▶ [Set task] Every line below is to be copied exactly, with the pictures left out.

▶ [Stored data]
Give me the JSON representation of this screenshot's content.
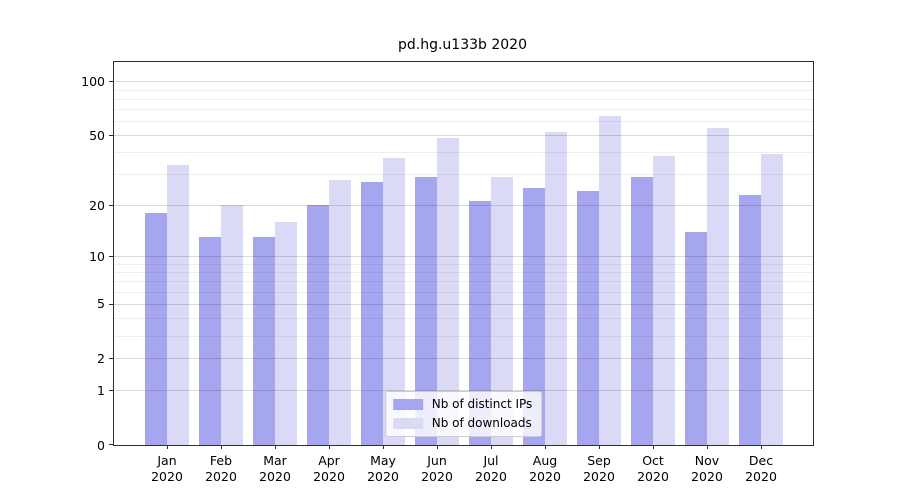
{
  "chart_data": {
    "type": "bar",
    "title": "pd.hg.u133b 2020",
    "categories": [
      "Jan",
      "Feb",
      "Mar",
      "Apr",
      "May",
      "Jun",
      "Jul",
      "Aug",
      "Sep",
      "Oct",
      "Nov",
      "Dec"
    ],
    "category_year": "2020",
    "series": [
      {
        "name": "Nb of distinct IPs",
        "color": "#a6a6f0",
        "values": [
          18,
          13,
          13,
          20,
          27,
          29,
          21,
          25,
          24,
          29,
          14,
          23
        ]
      },
      {
        "name": "Nb of downloads",
        "color": "#dadaf7",
        "values": [
          34,
          20,
          16,
          28,
          37,
          48,
          29,
          52,
          64,
          38,
          55,
          39
        ]
      }
    ],
    "xlabel": "",
    "ylabel": "",
    "yscale": "log1p",
    "ylim": [
      0,
      128
    ],
    "yticks": [
      0,
      1,
      2,
      5,
      10,
      20,
      50,
      100
    ],
    "yminorticks": [
      3,
      4,
      6,
      7,
      8,
      9,
      30,
      40,
      60,
      70,
      80,
      90
    ],
    "grid": "horizontal-major-and-minor-above-bars",
    "legend_position": "lower center"
  }
}
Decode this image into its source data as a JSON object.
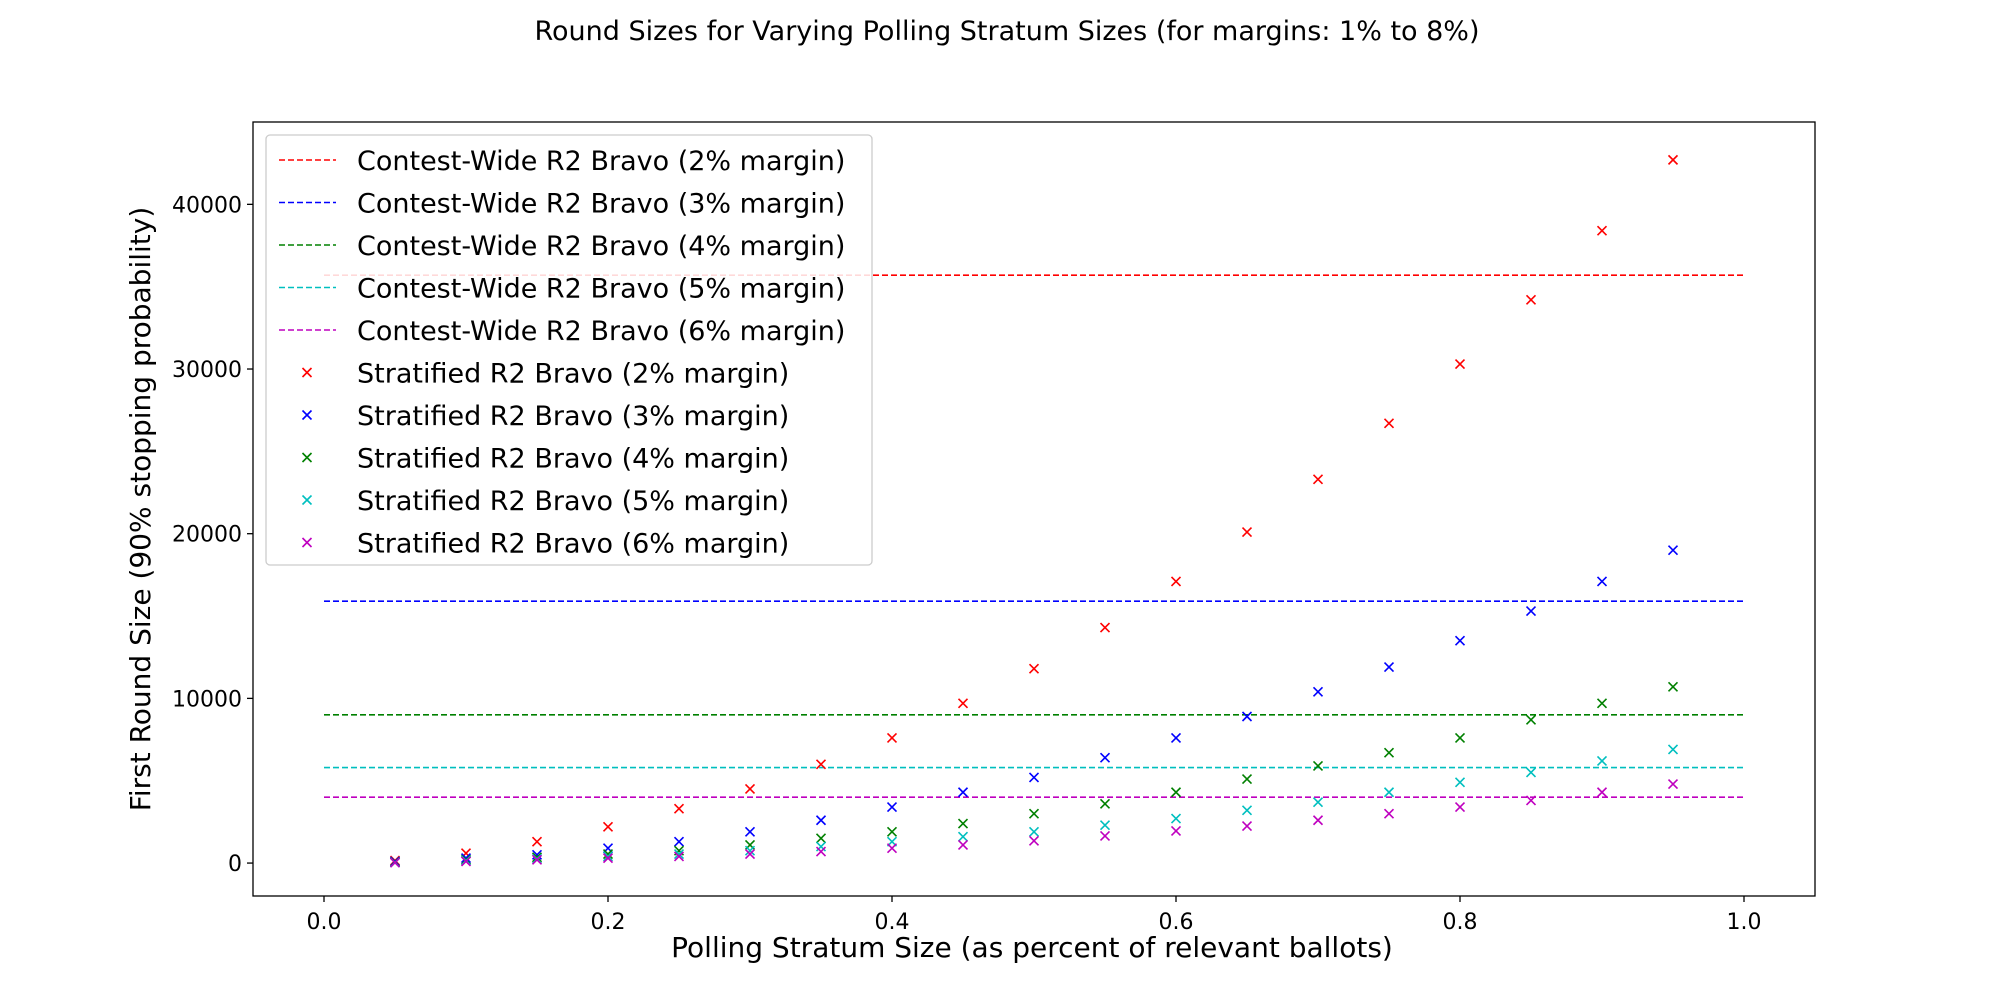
{
  "chart_data": {
    "type": "scatter",
    "title": "Round Sizes for Varying Polling Stratum Sizes (for margins: 1% to 8%)",
    "xlabel": "Polling Stratum Size (as percent of relevant ballots)",
    "ylabel": "First Round Size (90% stopping probability)",
    "xlim": [
      -0.05,
      1.05
    ],
    "ylim": [
      -2000,
      45000
    ],
    "xticks": [
      0.0,
      0.2,
      0.4,
      0.6,
      0.8,
      1.0
    ],
    "xtick_labels": [
      "0.0",
      "0.2",
      "0.4",
      "0.6",
      "0.8",
      "1.0"
    ],
    "yticks": [
      0,
      10000,
      20000,
      30000,
      40000
    ],
    "ytick_labels": [
      "0",
      "10000",
      "20000",
      "30000",
      "40000"
    ],
    "grid": false,
    "legend_position": "top-left",
    "lines": [
      {
        "name": "Contest-Wide R2 Bravo (2% margin)",
        "color": "#ff0000",
        "y": 35700,
        "x_range": [
          0.0,
          1.0
        ]
      },
      {
        "name": "Contest-Wide R2 Bravo (3% margin)",
        "color": "#0000ff",
        "y": 15900,
        "x_range": [
          0.0,
          1.0
        ]
      },
      {
        "name": "Contest-Wide R2 Bravo (4% margin)",
        "color": "#008000",
        "y": 9000,
        "x_range": [
          0.0,
          1.0
        ]
      },
      {
        "name": "Contest-Wide R2 Bravo (5% margin)",
        "color": "#00bfbf",
        "y": 5800,
        "x_range": [
          0.0,
          1.0
        ]
      },
      {
        "name": "Contest-Wide R2 Bravo (6% margin)",
        "color": "#bf00bf",
        "y": 4000,
        "x_range": [
          0.0,
          1.0
        ]
      }
    ],
    "x": [
      0.05,
      0.1,
      0.15,
      0.2,
      0.25,
      0.3,
      0.35,
      0.4,
      0.45,
      0.5,
      0.55,
      0.6,
      0.65,
      0.7,
      0.75,
      0.8,
      0.85,
      0.9,
      0.95
    ],
    "series": [
      {
        "name": "Stratified R2 Bravo (2% margin)",
        "color": "#ff0000",
        "values": [
          150,
          600,
          1300,
          2200,
          3300,
          4500,
          6000,
          7600,
          9700,
          11800,
          14300,
          17100,
          20100,
          23300,
          26700,
          30300,
          34200,
          38400,
          42700
        ]
      },
      {
        "name": "Stratified R2 Bravo (3% margin)",
        "color": "#0000ff",
        "values": [
          100,
          300,
          500,
          900,
          1300,
          1900,
          2600,
          3400,
          4300,
          5200,
          6400,
          7600,
          8900,
          10400,
          11900,
          13500,
          15300,
          17100,
          19000
        ]
      },
      {
        "name": "Stratified R2 Bravo (4% margin)",
        "color": "#008000",
        "values": [
          50,
          200,
          350,
          550,
          750,
          1100,
          1500,
          1900,
          2400,
          3000,
          3600,
          4300,
          5100,
          5900,
          6700,
          7600,
          8700,
          9700,
          10700
        ]
      },
      {
        "name": "Stratified R2 Bravo (5% margin)",
        "color": "#00bfbf",
        "values": [
          30,
          150,
          250,
          400,
          550,
          750,
          1000,
          1300,
          1600,
          1900,
          2300,
          2700,
          3200,
          3700,
          4300,
          4900,
          5500,
          6200,
          6900
        ]
      },
      {
        "name": "Stratified R2 Bravo (6% margin)",
        "color": "#bf00bf",
        "values": [
          20,
          100,
          200,
          300,
          400,
          550,
          700,
          900,
          1100,
          1350,
          1650,
          1950,
          2250,
          2600,
          3000,
          3400,
          3800,
          4300,
          4800
        ]
      }
    ]
  }
}
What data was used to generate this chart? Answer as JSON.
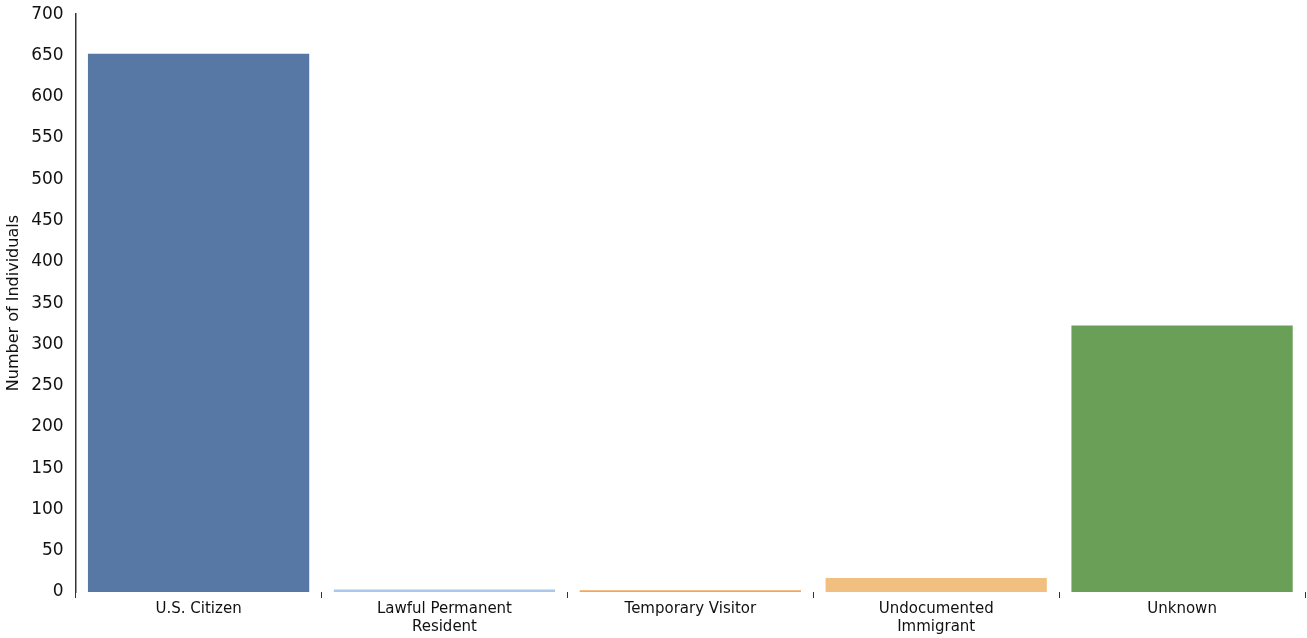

▶ [Response]
Give me the JSON representation of this screenshot's content.
{
  "chart_data": {
    "type": "bar",
    "title": "pd.hg.u133b 2020",
    "categories": [
      "Jan",
      "Feb",
      "Mar",
      "Apr",
      "May",
      "Jun",
      "Jul",
      "Aug",
      "Sep",
      "Oct",
      "Nov",
      "Dec"
    ],
    "category_year": "2020",
    "series": [
      {
        "name": "Nb of distinct IPs",
        "color": "#a6a6f0",
        "values": [
          18,
          13,
          13,
          20,
          27,
          29,
          21,
          25,
          24,
          29,
          14,
          23
        ]
      },
      {
        "name": "Nb of downloads",
        "color": "#dadaf7",
        "values": [
          34,
          20,
          16,
          28,
          37,
          48,
          29,
          52,
          64,
          38,
          55,
          39
        ]
      }
    ],
    "xlabel": "",
    "ylabel": "",
    "yscale": "log1p",
    "ylim": [
      0,
      128
    ],
    "yticks": [
      0,
      1,
      2,
      5,
      10,
      20,
      50,
      100
    ],
    "yminorticks": [
      3,
      4,
      6,
      7,
      8,
      9,
      30,
      40,
      60,
      70,
      80,
      90
    ],
    "grid": "horizontal-major-and-minor-above-bars",
    "legend_position": "lower center"
  }
}
Decode this image into its source data as a JSON object.
{
  "chart_data": {
    "type": "scatter",
    "title": "Round Sizes for Varying Polling Stratum Sizes (for margins: 1% to 8%)",
    "xlabel": "Polling Stratum Size (as percent of relevant ballots)",
    "ylabel": "First Round Size (90% stopping probability)",
    "xlim": [
      -0.05,
      1.05
    ],
    "ylim": [
      -2000,
      45000
    ],
    "xticks": [
      0.0,
      0.2,
      0.4,
      0.6,
      0.8,
      1.0
    ],
    "xtick_labels": [
      "0.0",
      "0.2",
      "0.4",
      "0.6",
      "0.8",
      "1.0"
    ],
    "yticks": [
      0,
      10000,
      20000,
      30000,
      40000
    ],
    "ytick_labels": [
      "0",
      "10000",
      "20000",
      "30000",
      "40000"
    ],
    "grid": false,
    "legend_position": "top-left",
    "lines": [
      {
        "name": "Contest-Wide R2 Bravo (2% margin)",
        "color": "#ff0000",
        "y": 35700,
        "x_range": [
          0.0,
          1.0
        ]
      },
      {
        "name": "Contest-Wide R2 Bravo (3% margin)",
        "color": "#0000ff",
        "y": 15900,
        "x_range": [
          0.0,
          1.0
        ]
      },
      {
        "name": "Contest-Wide R2 Bravo (4% margin)",
        "color": "#008000",
        "y": 9000,
        "x_range": [
          0.0,
          1.0
        ]
      },
      {
        "name": "Contest-Wide R2 Bravo (5% margin)",
        "color": "#00bfbf",
        "y": 5800,
        "x_range": [
          0.0,
          1.0
        ]
      },
      {
        "name": "Contest-Wide R2 Bravo (6% margin)",
        "color": "#bf00bf",
        "y": 4000,
        "x_range": [
          0.0,
          1.0
        ]
      }
    ],
    "x": [
      0.05,
      0.1,
      0.15,
      0.2,
      0.25,
      0.3,
      0.35,
      0.4,
      0.45,
      0.5,
      0.55,
      0.6,
      0.65,
      0.7,
      0.75,
      0.8,
      0.85,
      0.9,
      0.95
    ],
    "series": [
      {
        "name": "Stratified R2 Bravo (2% margin)",
        "color": "#ff0000",
        "values": [
          150,
          600,
          1300,
          2200,
          3300,
          4500,
          6000,
          7600,
          9700,
          11800,
          14300,
          17100,
          20100,
          23300,
          26700,
          30300,
          34200,
          38400,
          42700
        ]
      },
      {
        "name": "Stratified R2 Bravo (3% margin)",
        "color": "#0000ff",
        "values": [
          100,
          300,
          500,
          900,
          1300,
          1900,
          2600,
          3400,
          4300,
          5200,
          6400,
          7600,
          8900,
          10400,
          11900,
          13500,
          15300,
          17100,
          19000
        ]
      },
      {
        "name": "Stratified R2 Bravo (4% margin)",
        "color": "#008000",
        "values": [
          50,
          200,
          350,
          550,
          750,
          1100,
          1500,
          1900,
          2400,
          3000,
          3600,
          4300,
          5100,
          5900,
          6700,
          7600,
          8700,
          9700,
          10700
        ]
      },
      {
        "name": "Stratified R2 Bravo (5% margin)",
        "color": "#00bfbf",
        "values": [
          30,
          150,
          250,
          400,
          550,
          750,
          1000,
          1300,
          1600,
          1900,
          2300,
          2700,
          3200,
          3700,
          4300,
          4900,
          5500,
          6200,
          6900
        ]
      },
      {
        "name": "Stratified R2 Bravo (6% margin)",
        "color": "#bf00bf",
        "values": [
          20,
          100,
          200,
          300,
          400,
          550,
          700,
          900,
          1100,
          1350,
          1650,
          1950,
          2250,
          2600,
          3000,
          3400,
          3800,
          4300,
          4800
        ]
      }
    ]
  }
}
What data was used to generate this chart? Answer as JSON.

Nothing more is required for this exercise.